** Start of Stored rows **
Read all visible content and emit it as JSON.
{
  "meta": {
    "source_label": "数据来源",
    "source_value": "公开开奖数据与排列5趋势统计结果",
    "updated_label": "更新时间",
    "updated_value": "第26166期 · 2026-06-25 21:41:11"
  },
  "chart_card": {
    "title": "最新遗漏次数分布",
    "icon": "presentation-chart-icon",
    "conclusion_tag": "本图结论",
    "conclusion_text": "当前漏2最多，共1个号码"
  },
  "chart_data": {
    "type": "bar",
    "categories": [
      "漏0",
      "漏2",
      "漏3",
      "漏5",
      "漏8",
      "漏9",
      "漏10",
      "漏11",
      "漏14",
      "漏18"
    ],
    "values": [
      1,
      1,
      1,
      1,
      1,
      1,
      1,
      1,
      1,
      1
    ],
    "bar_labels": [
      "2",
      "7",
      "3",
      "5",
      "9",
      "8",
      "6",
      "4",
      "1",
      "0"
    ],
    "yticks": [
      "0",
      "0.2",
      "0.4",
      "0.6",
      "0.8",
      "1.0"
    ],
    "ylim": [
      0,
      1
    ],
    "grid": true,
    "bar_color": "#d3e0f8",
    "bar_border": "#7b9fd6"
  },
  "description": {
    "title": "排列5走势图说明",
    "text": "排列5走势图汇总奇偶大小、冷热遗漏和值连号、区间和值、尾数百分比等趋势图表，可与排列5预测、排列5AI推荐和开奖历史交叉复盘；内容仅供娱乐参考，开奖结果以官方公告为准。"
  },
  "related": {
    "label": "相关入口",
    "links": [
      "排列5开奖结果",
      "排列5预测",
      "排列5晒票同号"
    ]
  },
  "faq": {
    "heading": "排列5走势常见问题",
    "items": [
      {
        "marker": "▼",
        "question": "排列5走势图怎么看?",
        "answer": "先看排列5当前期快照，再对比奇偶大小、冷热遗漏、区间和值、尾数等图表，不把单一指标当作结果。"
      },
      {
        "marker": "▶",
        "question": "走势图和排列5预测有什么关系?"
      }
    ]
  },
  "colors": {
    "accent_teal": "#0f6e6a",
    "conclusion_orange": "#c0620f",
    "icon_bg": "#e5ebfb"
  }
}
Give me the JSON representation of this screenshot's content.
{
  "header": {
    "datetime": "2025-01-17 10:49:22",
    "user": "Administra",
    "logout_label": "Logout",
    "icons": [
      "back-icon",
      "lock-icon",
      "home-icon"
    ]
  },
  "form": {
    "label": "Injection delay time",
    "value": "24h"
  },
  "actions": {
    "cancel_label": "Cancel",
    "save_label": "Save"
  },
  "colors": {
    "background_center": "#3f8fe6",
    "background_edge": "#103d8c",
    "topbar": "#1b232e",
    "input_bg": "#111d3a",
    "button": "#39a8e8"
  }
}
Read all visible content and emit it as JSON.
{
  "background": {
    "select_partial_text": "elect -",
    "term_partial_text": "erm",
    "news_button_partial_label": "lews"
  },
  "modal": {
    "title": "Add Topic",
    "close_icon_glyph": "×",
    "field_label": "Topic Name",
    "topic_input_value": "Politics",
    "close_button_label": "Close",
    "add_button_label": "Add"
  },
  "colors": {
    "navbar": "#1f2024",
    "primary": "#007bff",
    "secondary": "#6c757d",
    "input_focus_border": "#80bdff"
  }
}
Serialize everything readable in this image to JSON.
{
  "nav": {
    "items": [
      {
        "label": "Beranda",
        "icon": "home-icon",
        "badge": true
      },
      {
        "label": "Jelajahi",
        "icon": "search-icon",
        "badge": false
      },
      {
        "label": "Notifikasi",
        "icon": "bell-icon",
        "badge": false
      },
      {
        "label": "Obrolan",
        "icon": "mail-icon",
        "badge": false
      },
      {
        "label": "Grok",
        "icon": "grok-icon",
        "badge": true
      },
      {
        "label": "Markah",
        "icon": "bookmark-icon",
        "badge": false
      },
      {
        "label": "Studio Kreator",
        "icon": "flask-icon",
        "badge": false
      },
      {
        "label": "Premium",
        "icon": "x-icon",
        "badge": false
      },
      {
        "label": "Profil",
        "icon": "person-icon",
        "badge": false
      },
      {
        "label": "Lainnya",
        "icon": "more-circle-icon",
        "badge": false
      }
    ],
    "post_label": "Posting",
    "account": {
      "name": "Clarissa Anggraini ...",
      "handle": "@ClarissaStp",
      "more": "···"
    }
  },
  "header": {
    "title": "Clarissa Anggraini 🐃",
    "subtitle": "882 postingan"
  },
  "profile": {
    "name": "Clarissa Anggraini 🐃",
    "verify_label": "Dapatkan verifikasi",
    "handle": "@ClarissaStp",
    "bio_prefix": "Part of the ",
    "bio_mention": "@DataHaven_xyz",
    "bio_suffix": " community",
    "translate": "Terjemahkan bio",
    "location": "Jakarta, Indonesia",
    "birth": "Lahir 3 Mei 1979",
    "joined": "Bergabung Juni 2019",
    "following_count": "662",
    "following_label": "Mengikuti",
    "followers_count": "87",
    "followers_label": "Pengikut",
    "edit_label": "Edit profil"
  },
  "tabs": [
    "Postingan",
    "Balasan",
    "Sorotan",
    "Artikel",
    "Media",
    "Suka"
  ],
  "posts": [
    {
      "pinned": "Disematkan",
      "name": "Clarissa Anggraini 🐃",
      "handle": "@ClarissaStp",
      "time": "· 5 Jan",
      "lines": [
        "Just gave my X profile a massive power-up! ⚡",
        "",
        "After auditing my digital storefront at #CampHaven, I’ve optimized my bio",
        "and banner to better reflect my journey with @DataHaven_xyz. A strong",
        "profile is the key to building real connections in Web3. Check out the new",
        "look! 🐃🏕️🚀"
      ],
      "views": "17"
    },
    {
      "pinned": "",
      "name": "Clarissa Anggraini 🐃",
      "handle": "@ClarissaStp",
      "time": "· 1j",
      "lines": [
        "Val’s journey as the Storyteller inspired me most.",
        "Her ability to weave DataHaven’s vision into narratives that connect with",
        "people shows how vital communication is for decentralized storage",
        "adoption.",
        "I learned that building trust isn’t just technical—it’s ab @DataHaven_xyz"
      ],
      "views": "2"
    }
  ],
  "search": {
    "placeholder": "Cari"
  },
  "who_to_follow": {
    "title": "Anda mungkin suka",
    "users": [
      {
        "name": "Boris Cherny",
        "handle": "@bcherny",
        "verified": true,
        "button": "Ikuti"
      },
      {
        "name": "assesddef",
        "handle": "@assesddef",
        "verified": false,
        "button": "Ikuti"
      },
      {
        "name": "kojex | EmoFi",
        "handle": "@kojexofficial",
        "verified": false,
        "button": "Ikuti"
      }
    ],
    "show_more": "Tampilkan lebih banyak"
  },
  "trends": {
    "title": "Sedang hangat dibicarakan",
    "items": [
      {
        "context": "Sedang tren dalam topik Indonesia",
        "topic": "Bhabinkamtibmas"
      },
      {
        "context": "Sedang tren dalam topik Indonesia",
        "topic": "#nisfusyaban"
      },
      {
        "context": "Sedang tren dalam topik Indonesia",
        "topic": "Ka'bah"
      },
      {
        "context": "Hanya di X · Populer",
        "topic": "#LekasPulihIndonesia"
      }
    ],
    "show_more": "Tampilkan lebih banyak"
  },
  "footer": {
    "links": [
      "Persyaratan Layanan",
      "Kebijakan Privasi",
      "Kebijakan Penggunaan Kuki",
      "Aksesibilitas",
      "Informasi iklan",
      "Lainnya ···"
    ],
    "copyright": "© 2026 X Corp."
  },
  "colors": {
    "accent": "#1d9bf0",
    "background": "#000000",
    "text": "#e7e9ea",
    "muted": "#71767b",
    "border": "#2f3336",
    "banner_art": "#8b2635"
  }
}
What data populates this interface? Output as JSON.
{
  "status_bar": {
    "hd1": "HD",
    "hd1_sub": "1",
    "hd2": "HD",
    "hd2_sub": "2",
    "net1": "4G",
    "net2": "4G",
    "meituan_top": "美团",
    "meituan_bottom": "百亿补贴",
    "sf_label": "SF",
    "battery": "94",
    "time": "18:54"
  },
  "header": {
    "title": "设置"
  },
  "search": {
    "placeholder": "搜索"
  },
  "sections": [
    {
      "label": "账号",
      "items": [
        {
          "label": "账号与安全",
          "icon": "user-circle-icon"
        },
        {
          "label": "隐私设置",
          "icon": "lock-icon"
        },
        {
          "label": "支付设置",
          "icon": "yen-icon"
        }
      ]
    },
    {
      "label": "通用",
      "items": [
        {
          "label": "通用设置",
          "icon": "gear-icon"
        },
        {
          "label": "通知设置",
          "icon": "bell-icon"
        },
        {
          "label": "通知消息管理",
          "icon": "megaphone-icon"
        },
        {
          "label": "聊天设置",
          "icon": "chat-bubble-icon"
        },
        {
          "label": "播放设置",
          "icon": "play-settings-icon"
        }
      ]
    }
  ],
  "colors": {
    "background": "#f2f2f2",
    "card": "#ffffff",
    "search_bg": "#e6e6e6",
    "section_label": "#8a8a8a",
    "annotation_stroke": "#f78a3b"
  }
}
** End of Stored rows **
Within the entries above, report how many lines include "journey", and keep the answer to the number.

▶ _Worked answer_
2